Retype the material that follows, keeping every word as it is.

* BEGIN *

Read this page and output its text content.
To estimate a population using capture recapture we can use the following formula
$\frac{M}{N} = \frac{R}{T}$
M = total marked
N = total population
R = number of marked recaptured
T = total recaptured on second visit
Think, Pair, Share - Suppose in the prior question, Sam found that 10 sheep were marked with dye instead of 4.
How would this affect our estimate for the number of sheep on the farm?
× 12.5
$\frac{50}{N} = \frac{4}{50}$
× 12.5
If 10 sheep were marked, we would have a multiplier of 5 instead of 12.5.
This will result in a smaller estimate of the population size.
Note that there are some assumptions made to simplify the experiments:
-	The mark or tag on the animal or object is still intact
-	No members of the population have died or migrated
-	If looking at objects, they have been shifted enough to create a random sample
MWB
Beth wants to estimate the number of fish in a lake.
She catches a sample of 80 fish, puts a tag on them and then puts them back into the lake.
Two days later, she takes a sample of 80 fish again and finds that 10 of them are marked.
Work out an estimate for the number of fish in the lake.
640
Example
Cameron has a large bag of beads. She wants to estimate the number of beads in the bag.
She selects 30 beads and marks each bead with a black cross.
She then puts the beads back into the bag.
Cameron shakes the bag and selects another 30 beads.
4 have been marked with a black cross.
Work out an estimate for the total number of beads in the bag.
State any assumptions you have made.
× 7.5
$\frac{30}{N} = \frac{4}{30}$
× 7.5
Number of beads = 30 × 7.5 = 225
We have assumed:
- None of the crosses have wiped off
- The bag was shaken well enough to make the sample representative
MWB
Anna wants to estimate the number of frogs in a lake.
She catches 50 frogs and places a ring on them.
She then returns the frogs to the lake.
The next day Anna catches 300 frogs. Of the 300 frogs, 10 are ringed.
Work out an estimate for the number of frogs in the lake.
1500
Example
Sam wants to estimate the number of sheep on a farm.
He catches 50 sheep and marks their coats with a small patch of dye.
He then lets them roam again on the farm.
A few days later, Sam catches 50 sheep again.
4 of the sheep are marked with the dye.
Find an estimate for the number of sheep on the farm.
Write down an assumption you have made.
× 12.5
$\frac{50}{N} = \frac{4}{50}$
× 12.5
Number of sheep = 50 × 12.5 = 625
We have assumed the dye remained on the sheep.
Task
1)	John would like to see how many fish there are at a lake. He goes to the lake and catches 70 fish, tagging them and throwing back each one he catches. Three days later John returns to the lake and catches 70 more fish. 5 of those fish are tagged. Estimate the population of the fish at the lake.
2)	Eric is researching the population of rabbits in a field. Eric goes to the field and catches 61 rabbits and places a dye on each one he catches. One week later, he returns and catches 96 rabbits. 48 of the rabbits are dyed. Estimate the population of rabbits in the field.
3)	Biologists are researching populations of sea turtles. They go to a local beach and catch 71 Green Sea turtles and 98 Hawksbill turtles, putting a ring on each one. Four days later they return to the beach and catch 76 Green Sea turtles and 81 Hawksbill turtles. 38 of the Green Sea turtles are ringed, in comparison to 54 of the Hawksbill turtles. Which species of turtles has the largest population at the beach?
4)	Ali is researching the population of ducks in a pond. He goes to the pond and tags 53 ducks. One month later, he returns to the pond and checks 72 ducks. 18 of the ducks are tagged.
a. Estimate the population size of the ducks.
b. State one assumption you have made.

* END *

> **Written answer**:
Read this page and output its text content.
To estimate a population using capture recapture we can use the following formula
$\frac{M}{N} = \frac{R}{T}$
M = total marked
N = total population
R = number of marked recaptured
T = total recaptured on second visit
Think, Pair, Share - Suppose in the prior question, Sam found that 10 sheep were marked with dye instead of 4.
How would this affect our estimate for the number of sheep on the farm?
× 12.5
$\frac{50}{N} = \frac{4}{50}$
× 12.5
If 10 sheep were marked, we would have a multiplier of 5 instead of 12.5.
This will result in a smaller estimate of the population size.
Note that there are some assumptions made to simplify the experiments:
-	The mark or tag on the animal or object is still intact
-	No members of the population have died or migrated
-	If looking at objects, they have been shifted enough to create a random sample
MWB
Beth wants to estimate the number of fish in a lake.
She catches a sample of 80 fish, puts a tag on them and then puts them back into the lake.
Two days later, she takes a sample of 80 fish again and finds that 10 of them are marked.
Work out an estimate for the number of fish in the lake.
640
Example
Cameron has a large bag of beads. She wants to estimate the number of beads in the bag.
She selects 30 beads and marks each bead with a black cross.
She then puts the beads back into the bag.
Cameron shakes the bag and selects another 30 beads.
4 have been marked with a black cross.
Work out an estimate for the total number of beads in the bag.
State any assumptions you have made.
× 7.5
$\frac{30}{N} = \frac{4}{30}$
× 7.5
Number of beads = 30 × 7.5 = 225
We have assumed:
- None of the crosses have wiped off
- The bag was shaken well enough to make the sample representative
MWB
Anna wants to estimate the number of frogs in a lake.
She catches 50 frogs and places a ring on them.
She then returns the frogs to the lake.
The next day Anna catches 300 frogs. Of the 300 frogs, 10 are ringed.
Work out an estimate for the number of frogs in the lake.
1500
Example
Sam wants to estimate the number of sheep on a farm.
He catches 50 sheep and marks their coats with a small patch of dye.
He then lets them roam again on the farm.
A few days later, Sam catches 50 sheep again.
4 of the sheep are marked with the dye.
Find an estimate for the number of sheep on the farm.
Write down an assumption you have made.
× 12.5
$\frac{50}{N} = \frac{4}{50}$
× 12.5
Number of sheep = 50 × 12.5 = 625
We have assumed the dye remained on the sheep.
Task
1)	John would like to see how many fish there are at a lake. He goes to the lake and catches 70 fish, tagging them and throwing back each one he catches. Three days later John returns to the lake and catches 70 more fish. 5 of those fish are tagged. Estimate the population of the fish at the lake.
2)	Eric is researching the population of rabbits in a field. Eric goes to the field and catches 61 rabbits and places a dye on each one he catches. One week later, he returns and catches 96 rabbits. 48 of the rabbits are dyed. Estimate the population of rabbits in the field.
3)	Biologists are researching populations of sea turtles. They go to a local beach and catch 71 Green Sea turtles and 98 Hawksbill turtles, putting a ring on each one. Four days later they return to the beach and catch 76 Green Sea turtles and 81 Hawksbill turtles. 38 of the Green Sea turtles are ringed, in comparison to 54 of the Hawksbill turtles. Which species of turtles has the largest population at the beach?
4)	Ali is researching the population of ducks in a pond. He goes to the pond and tags 53 ducks. One month later, he returns to the pond and checks 72 ducks. 18 of the ducks are tagged.
a. Estimate the population size of the ducks.
b. State one assumption you have made.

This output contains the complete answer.